--- start of Raw data ---

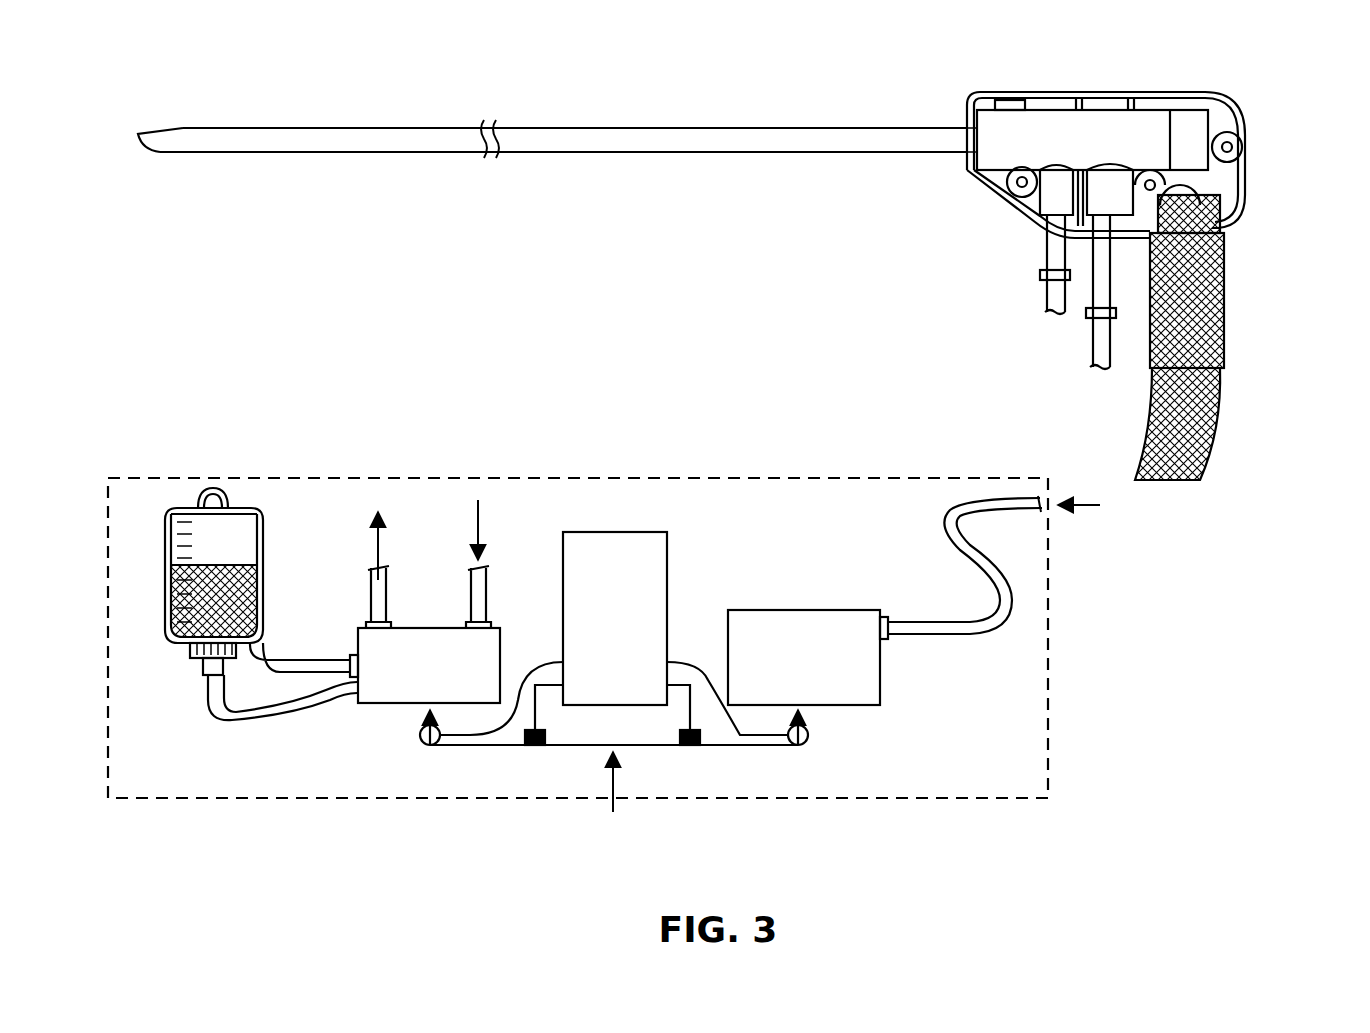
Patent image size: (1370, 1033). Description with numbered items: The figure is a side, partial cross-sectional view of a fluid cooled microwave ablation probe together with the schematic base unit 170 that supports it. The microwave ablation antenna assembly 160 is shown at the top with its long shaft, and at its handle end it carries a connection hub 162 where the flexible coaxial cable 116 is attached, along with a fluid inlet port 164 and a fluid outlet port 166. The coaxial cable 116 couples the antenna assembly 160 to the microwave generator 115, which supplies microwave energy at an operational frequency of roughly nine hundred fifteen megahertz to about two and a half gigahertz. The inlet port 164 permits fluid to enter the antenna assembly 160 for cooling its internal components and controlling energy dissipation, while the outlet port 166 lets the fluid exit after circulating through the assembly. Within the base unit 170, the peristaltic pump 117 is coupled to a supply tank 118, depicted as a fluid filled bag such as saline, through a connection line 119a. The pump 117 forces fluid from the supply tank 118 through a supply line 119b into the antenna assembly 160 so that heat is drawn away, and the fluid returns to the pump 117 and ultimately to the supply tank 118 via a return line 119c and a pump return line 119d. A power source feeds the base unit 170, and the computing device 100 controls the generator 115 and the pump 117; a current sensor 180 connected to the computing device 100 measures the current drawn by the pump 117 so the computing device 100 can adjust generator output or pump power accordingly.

The microwave ablation antenna assembly 160 is at (823, 105).
The connection hub 162 is at (1248, 110).
The fluid inlet port 164 is at (1038, 275).
The fluid outlet port 166 is at (1084, 316).
The supply line 119b is at (1045, 299).
The return line 119c is at (1098, 357).
The flexible coaxial cable 116 is at (1222, 440).
The base unit 170 is at (1054, 692).
The supply tank 118 is at (155, 505).
The connection line 119a is at (254, 720).
The pump return line 119d is at (320, 658).
The peristaltic pump 117 is at (429, 665).
The computing device 100 is at (615, 618).
The microwave generator 115 is at (804, 657).
The current sensor 180 is at (510, 752).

--- end of Raw data ---

Rewrite the records above as a JSON list of strings, one string per line, omitting blank lines and excluding the pictures.

Finished task:
[
  "Patent image size: (1370, 1033). Description with numbered items: The figure is a side, partial cross-sectional view of a fluid cooled microwave ablation probe together with the schematic base unit 170 that supports it. The microwave ablation antenna assembly 160 is shown at the top with its long shaft, and at its handle end it carries a connection hub 162 where the flexible coaxial cable 116 is attached, along with a fluid inlet port 164 and a fluid outlet port 166. The coaxial cable 116 couples the antenna assembly 160 to the microwave generator 115, which supplies microwave energy at an operational frequency of roughly nine hundred fifteen megahertz to about two and a half gigahertz. The inlet port 164 permits fluid to enter the antenna assembly 160 for cooling its internal components and controlling energy dissipation, while the outlet port 166 lets the fluid exit after circulating through the assembly. Within the base unit 170, the peristaltic pump 117 is coupled to a supply tank 118, depicted as a fluid filled bag such as saline, through a connection line 119a. The pump 117 forces fluid from the supply tank 118 through a supply line 119b into the antenna assembly 160 so that heat is drawn away, and the fluid returns to the pump 117 and ultimately to the supply tank 118 via a return line 119c and a pump return line 119d. A power source feeds the base unit 170, and the computing device 100 controls the generator 115 and the pump 117; a current sensor 180 connected to the computing device 100 measures the current drawn by the pump 117 so the computing device 100 can adjust generator output or pump power accordingly.",
  "The microwave ablation antenna assembly 160 is at (823, 105).",
  "The connection hub 162 is at (1248, 110).",
  "The fluid inlet port 164 is at (1038, 275).",
  "The fluid outlet port 166 is at (1084, 316).",
  "The supply line 119b is at (1045, 299).",
  "The return line 119c is at (1098, 357).",
  "The flexible coaxial cable 116 is at (1222, 440).",
  "The base unit 170 is at (1054, 692).",
  "The supply tank 118 is at (155, 505).",
  "The connection line 119a is at (254, 720).",
  "The pump return line 119d is at (320, 658).",
  "The peristaltic pump 117 is at (429, 665).",
  "The computing device 100 is at (615, 618).",
  "The microwave generator 115 is at (804, 657).",
  "The current sensor 180 is at (510, 752)."
]